Start of DATA EXTRACT

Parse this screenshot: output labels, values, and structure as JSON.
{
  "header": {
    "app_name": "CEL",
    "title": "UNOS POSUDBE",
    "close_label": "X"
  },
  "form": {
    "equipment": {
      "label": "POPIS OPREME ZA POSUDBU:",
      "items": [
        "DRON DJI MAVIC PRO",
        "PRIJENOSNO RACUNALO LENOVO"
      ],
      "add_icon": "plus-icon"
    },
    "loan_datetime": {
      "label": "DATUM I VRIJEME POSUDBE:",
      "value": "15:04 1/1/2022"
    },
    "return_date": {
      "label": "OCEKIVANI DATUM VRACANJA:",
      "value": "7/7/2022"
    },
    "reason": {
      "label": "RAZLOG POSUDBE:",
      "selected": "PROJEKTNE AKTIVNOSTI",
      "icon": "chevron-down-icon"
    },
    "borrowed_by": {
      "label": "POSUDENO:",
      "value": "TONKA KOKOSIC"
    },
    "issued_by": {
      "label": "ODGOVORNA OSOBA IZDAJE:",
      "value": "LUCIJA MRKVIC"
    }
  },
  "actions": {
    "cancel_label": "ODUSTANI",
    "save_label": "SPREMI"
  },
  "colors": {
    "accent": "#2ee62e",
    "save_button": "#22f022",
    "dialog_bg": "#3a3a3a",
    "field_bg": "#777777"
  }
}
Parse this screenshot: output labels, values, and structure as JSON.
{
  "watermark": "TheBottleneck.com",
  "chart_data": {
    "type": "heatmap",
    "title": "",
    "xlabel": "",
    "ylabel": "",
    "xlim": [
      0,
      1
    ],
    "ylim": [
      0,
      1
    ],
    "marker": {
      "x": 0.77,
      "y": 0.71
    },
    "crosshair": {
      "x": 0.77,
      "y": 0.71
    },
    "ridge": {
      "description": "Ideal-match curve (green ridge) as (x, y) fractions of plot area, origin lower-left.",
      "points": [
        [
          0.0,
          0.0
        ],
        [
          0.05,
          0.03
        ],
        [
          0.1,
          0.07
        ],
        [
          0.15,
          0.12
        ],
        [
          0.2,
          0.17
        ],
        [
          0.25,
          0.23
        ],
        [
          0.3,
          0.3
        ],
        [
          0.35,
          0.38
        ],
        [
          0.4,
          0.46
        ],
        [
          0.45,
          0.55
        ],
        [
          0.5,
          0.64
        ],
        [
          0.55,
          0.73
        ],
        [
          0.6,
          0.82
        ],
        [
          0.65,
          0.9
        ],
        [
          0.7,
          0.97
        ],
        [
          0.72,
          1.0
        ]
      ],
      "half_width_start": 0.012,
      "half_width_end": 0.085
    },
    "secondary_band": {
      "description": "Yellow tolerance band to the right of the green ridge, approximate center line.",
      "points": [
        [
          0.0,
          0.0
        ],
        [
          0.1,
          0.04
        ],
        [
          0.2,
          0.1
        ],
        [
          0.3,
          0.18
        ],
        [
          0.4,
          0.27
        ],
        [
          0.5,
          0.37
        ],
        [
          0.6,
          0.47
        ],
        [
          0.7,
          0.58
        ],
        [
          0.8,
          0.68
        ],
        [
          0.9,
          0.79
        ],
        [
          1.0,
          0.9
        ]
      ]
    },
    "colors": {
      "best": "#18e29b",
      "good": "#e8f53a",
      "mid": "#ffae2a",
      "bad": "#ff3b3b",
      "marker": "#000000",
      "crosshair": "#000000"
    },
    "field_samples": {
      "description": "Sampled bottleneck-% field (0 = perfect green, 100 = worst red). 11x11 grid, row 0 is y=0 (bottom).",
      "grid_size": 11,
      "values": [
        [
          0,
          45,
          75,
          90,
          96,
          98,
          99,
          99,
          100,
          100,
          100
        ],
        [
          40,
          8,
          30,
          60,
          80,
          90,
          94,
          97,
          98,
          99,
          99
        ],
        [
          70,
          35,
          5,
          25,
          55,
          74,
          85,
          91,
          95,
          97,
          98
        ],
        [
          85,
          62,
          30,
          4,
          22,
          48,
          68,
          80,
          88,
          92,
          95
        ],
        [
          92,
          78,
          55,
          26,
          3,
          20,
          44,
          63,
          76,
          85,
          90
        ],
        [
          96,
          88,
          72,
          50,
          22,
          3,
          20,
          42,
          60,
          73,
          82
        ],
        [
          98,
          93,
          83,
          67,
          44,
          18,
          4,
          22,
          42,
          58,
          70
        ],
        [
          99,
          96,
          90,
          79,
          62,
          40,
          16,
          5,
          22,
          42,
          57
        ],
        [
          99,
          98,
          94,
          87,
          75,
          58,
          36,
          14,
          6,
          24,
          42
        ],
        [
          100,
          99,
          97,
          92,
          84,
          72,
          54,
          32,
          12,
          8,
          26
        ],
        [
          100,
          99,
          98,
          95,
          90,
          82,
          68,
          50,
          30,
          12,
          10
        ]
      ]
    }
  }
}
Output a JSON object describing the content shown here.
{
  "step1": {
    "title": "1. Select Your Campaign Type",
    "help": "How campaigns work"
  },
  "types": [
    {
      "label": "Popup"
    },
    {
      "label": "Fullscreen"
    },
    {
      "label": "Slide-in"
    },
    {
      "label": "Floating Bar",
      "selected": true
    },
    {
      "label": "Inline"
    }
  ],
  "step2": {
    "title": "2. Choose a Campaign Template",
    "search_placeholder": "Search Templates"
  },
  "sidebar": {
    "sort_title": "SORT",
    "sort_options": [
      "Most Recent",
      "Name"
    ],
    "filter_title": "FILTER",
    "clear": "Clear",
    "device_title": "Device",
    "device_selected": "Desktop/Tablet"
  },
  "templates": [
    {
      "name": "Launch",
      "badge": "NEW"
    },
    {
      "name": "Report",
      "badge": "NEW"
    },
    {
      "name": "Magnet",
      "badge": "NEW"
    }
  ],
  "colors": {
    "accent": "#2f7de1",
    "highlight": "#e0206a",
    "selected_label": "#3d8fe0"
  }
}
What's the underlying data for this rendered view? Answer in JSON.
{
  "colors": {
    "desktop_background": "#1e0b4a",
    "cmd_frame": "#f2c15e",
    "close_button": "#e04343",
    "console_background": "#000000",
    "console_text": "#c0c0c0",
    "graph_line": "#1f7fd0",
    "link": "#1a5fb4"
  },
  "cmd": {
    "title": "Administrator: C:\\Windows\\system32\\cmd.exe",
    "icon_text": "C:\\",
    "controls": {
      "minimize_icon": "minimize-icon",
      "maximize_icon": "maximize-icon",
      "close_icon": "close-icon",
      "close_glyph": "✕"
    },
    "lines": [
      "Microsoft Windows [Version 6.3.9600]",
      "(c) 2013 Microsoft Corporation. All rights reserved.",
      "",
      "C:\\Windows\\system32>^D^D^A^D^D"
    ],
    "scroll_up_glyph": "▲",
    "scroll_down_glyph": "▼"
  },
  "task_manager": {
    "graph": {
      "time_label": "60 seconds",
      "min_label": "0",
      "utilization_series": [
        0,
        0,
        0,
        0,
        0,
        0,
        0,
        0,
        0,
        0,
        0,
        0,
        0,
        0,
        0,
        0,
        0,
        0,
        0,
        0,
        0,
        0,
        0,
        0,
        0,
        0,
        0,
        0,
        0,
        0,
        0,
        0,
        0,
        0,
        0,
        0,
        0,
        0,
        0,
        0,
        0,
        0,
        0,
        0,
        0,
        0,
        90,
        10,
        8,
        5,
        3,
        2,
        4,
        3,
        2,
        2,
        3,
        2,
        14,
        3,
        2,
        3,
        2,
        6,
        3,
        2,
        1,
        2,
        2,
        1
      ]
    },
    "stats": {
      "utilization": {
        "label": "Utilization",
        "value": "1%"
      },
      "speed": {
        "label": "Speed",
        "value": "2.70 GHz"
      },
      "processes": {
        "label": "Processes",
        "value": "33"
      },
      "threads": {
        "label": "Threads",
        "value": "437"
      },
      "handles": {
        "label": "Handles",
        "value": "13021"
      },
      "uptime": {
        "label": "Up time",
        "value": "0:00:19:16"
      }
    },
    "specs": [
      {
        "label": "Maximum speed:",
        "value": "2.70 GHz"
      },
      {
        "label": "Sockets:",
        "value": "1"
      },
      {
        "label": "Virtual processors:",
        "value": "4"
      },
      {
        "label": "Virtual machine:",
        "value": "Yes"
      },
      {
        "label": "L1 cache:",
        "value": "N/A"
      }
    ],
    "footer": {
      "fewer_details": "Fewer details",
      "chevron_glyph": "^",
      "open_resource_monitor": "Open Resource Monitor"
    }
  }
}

End of DATA EXTRACT

Identify the lines of the entries containing the string "POSUDBE". Copy each such line.

__REPLY__:
    "title": "UNOS POSUDBE",
      "label": "DATUM I VRIJEME POSUDBE:",
      "label": "RAZLOG POSUDBE:",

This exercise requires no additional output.